- _Goal_
State only the number of lines that include "name".

— Begin Supplied information —

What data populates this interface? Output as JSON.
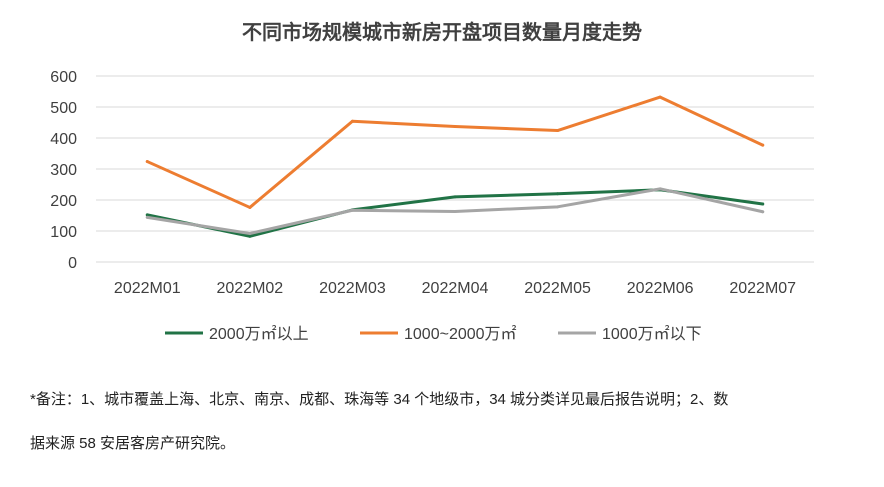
{
  "chart_data": {
    "type": "line",
    "title": "不同市场规模城市新房开盘项目数量月度走势",
    "xlabel": "",
    "ylabel": "",
    "categories": [
      "2022M01",
      "2022M02",
      "2022M03",
      "2022M04",
      "2022M05",
      "2022M06",
      "2022M07"
    ],
    "y_ticks": [
      "0",
      "100",
      "200",
      "300",
      "400",
      "500",
      "600"
    ],
    "ylim": [
      0,
      600
    ],
    "grid": true,
    "legend_position": "bottom",
    "series": [
      {
        "name": "2000万㎡以上",
        "color": "#217346",
        "values": [
          152,
          83,
          168,
          210,
          220,
          233,
          187
        ]
      },
      {
        "name": "1000~2000万㎡",
        "color": "#ED7D31",
        "values": [
          324,
          176,
          454,
          437,
          424,
          532,
          377
        ]
      },
      {
        "name": "1000万㎡以下",
        "color": "#A5A5A5",
        "values": [
          144,
          92,
          167,
          163,
          178,
          236,
          162
        ]
      }
    ]
  },
  "notes": {
    "line1": "*备注：1、城市覆盖上海、北京、南京、成都、珠海等 34 个地级市，34 城分类详见最后报告说明；2、数",
    "line2": "据来源 58 安居客房产研究院。"
  }
}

— End Supplied information —

- _Solution_
3